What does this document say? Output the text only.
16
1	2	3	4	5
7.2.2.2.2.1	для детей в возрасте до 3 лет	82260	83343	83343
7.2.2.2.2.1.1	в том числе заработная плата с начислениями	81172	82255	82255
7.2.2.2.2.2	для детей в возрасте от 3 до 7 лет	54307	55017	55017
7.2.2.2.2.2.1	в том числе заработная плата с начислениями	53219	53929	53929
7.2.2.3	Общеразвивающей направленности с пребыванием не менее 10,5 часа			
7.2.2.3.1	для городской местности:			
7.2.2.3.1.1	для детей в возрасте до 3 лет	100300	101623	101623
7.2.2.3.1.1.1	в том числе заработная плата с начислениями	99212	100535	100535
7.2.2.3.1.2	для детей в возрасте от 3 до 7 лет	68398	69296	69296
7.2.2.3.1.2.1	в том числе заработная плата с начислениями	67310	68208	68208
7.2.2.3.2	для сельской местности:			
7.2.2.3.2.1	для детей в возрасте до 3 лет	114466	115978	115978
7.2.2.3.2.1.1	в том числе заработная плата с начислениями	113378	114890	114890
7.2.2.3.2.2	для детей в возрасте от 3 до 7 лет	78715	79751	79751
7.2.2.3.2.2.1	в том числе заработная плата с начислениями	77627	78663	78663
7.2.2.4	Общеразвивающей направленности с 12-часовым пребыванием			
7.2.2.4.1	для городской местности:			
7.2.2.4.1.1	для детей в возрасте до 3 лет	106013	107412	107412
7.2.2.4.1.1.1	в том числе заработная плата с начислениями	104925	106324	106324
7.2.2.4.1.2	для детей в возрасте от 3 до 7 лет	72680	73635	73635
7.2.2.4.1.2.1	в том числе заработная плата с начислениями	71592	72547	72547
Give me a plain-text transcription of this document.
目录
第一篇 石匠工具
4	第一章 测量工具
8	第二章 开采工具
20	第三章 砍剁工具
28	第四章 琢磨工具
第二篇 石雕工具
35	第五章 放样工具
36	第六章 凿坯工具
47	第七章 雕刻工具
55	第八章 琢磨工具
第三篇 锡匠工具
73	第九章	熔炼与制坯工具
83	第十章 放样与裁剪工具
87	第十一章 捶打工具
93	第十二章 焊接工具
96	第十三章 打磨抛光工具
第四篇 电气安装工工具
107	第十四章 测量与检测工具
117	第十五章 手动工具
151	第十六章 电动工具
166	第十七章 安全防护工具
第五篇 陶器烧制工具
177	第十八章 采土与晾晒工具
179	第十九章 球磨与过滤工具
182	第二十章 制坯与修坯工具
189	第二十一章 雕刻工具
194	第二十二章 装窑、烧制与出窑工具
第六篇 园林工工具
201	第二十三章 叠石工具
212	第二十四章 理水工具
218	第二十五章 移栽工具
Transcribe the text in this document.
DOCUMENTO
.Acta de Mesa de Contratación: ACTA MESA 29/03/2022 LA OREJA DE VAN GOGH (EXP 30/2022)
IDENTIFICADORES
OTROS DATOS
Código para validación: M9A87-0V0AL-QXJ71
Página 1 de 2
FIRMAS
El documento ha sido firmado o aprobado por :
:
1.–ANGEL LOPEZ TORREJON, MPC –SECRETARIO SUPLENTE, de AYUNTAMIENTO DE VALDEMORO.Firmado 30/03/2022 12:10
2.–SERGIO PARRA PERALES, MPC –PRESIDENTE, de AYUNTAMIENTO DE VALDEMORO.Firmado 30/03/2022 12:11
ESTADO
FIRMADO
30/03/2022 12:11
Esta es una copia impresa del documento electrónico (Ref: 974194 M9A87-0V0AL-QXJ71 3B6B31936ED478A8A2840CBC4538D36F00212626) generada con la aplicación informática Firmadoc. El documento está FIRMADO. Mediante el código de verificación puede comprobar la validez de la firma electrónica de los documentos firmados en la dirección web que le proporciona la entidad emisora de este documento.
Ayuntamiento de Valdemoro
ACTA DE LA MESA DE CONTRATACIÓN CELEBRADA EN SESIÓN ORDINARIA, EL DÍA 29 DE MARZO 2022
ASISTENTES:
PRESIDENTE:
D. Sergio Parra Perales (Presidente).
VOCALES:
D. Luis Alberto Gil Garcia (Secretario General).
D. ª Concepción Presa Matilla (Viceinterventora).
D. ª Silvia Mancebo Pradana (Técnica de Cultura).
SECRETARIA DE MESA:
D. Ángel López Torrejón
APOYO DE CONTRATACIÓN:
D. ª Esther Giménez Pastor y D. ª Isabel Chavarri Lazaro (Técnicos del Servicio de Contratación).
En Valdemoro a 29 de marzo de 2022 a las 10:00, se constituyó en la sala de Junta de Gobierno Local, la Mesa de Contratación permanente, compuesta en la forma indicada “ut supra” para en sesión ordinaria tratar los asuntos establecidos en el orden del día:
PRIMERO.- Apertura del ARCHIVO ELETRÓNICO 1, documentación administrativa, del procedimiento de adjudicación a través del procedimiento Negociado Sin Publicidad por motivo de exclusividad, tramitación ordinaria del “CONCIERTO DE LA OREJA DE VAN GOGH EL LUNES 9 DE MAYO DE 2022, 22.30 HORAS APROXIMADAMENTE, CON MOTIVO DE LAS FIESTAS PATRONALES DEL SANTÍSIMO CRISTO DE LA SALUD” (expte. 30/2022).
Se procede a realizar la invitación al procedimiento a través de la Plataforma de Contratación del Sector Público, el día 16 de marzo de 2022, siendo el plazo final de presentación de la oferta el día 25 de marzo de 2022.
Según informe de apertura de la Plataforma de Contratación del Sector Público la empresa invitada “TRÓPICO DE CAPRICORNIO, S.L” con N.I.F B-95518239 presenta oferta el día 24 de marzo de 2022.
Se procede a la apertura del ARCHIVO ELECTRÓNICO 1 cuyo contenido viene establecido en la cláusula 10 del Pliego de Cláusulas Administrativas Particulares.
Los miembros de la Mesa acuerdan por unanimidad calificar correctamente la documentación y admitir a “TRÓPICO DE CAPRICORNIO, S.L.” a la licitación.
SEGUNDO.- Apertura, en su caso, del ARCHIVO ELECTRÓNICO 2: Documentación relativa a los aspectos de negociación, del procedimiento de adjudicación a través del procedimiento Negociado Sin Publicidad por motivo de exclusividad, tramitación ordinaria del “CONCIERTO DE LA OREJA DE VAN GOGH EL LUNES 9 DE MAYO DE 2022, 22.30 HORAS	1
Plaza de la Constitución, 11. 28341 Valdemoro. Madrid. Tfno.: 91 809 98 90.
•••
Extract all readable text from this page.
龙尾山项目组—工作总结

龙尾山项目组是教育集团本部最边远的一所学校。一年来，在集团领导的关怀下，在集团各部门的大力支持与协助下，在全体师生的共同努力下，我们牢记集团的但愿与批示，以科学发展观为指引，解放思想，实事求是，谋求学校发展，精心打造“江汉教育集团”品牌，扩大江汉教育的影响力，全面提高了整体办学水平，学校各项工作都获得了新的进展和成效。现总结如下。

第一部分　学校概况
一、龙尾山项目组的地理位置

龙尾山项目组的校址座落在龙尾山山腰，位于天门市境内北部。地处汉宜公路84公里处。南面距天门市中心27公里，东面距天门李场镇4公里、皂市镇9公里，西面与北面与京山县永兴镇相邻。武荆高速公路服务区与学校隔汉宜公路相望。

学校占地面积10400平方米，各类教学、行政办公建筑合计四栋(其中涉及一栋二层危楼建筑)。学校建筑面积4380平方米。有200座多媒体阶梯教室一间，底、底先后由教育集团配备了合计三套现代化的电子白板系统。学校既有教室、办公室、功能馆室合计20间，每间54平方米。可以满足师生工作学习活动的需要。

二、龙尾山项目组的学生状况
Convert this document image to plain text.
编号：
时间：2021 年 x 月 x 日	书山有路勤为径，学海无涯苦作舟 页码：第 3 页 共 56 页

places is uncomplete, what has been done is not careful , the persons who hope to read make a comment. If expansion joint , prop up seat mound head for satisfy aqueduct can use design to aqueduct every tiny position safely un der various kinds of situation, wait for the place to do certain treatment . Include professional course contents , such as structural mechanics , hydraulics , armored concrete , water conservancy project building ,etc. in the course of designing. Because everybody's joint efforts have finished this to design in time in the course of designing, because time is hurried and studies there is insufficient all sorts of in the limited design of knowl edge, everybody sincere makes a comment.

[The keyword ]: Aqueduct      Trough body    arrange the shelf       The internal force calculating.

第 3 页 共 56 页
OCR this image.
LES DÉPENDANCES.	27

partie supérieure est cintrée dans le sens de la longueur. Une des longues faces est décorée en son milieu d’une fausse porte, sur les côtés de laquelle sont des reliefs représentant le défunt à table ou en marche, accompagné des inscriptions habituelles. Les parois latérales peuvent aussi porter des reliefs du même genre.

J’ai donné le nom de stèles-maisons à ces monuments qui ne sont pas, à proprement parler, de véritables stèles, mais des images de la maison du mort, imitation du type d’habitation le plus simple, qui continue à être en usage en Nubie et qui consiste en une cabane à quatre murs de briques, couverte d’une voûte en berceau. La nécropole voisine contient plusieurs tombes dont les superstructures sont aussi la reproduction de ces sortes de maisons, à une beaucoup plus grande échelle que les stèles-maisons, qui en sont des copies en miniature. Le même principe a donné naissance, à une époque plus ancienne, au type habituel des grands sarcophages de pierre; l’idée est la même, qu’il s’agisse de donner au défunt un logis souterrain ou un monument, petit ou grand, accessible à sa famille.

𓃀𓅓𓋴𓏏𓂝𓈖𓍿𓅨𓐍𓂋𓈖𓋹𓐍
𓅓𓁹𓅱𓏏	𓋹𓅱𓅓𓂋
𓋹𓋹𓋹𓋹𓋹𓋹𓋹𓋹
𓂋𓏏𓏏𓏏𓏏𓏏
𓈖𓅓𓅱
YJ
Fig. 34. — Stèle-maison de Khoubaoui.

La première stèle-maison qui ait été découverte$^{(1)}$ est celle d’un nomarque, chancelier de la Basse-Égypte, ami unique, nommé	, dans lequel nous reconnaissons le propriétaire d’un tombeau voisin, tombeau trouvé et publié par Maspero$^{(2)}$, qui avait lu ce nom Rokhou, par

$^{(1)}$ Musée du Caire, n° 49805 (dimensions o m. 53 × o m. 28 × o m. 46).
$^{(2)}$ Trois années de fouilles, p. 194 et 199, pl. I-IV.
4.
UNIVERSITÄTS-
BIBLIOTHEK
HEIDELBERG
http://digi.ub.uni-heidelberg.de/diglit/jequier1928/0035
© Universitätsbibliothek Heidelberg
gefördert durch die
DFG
+--
> **Exercise aim**
Write out every line of the listing that holds the word "ARCHIVO".

> **Answer for this exercise**
PRIMERO.- Apertura del ARCHIVO ELETRÓNICO 1, documentación administrativa, del procedimiento de adjudicación a través del procedimiento Negociado Sin Publicidad por motivo de exclusividad, tramitación ordinaria del “CONCIERTO DE LA OREJA DE VAN GOGH EL LUNES 9 DE MAYO DE 2022, 22.30 HORAS APROXIMADAMENTE, CON MOTIVO DE LAS FIESTAS PATRONALES DEL SANTÍSIMO CRISTO DE LA SALUD” (expte. 30/2022).
Se procede a la apertura del ARCHIVO ELECTRÓNICO 1 cuyo contenido viene establecido en la cláusula 10 del Pliego de Cláusulas Administrativas Particulares.
SEGUNDO.- Apertura, en su caso, del ARCHIVO ELECTRÓNICO 2: Documentación relativa a los aspectos de negociación, del procedimiento de adjudicación a través del procedimiento Negociado Sin Publicidad por motivo de exclusividad, tramitación ordinaria del “CONCIERTO DE LA OREJA DE VAN GOGH EL LUNES 9 DE MAYO DE 2022, 22.30 HORAS	1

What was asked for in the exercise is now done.